● **Problem to work on**:
Check every line below for the word "label" and copy each one that has it.

● **Stored rows**:
------------------------------------------------------------------------

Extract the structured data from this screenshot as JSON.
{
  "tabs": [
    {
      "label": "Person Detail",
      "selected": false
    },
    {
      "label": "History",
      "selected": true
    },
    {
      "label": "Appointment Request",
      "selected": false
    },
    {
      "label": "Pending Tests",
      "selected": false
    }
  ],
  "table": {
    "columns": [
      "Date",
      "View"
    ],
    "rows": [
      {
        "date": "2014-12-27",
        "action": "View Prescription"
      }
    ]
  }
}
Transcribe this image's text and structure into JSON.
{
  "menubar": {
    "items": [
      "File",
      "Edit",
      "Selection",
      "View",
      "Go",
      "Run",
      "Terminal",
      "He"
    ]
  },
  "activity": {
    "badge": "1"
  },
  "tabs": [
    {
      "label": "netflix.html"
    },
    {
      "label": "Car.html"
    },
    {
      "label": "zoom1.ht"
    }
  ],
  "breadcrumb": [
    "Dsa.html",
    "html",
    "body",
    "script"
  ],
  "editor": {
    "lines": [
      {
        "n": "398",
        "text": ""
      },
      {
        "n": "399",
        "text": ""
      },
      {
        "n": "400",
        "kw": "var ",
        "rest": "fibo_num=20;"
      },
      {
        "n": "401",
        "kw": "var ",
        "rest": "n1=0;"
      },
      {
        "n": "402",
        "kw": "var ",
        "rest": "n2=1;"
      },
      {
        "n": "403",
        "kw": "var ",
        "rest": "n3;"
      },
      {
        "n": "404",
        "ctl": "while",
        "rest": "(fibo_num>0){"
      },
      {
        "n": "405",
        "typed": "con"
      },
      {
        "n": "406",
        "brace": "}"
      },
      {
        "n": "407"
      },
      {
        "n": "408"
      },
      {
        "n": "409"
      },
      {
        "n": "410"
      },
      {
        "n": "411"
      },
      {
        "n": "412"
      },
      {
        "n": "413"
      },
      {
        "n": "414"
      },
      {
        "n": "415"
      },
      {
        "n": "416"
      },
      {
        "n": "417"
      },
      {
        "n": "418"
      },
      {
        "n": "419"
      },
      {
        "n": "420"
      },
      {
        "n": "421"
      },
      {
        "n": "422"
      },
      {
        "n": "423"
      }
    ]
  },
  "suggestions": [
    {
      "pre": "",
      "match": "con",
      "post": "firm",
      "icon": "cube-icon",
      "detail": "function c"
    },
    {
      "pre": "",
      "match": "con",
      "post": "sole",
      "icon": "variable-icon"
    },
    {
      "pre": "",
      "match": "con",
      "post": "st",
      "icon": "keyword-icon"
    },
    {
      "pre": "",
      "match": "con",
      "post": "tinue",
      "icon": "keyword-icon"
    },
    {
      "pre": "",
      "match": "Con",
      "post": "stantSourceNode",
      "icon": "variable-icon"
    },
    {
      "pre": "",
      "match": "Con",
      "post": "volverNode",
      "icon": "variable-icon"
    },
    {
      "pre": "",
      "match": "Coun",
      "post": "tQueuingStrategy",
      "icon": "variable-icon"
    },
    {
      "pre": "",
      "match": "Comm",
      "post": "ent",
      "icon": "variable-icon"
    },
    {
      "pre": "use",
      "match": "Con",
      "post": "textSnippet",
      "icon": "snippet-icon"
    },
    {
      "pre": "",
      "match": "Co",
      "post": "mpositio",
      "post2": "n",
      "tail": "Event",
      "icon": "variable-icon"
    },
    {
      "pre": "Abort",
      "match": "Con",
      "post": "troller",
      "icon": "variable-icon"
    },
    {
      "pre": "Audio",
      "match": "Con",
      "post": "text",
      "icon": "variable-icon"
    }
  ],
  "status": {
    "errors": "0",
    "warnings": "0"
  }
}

------------------------------------------------------------------------

● **Solution**:
      "label": "Person Detail",
      "label": "History",
      "label": "Appointment Request",
      "label": "Pending Tests",
      "label": "netflix.html"
      "label": "Car.html"
      "label": "zoom1.ht"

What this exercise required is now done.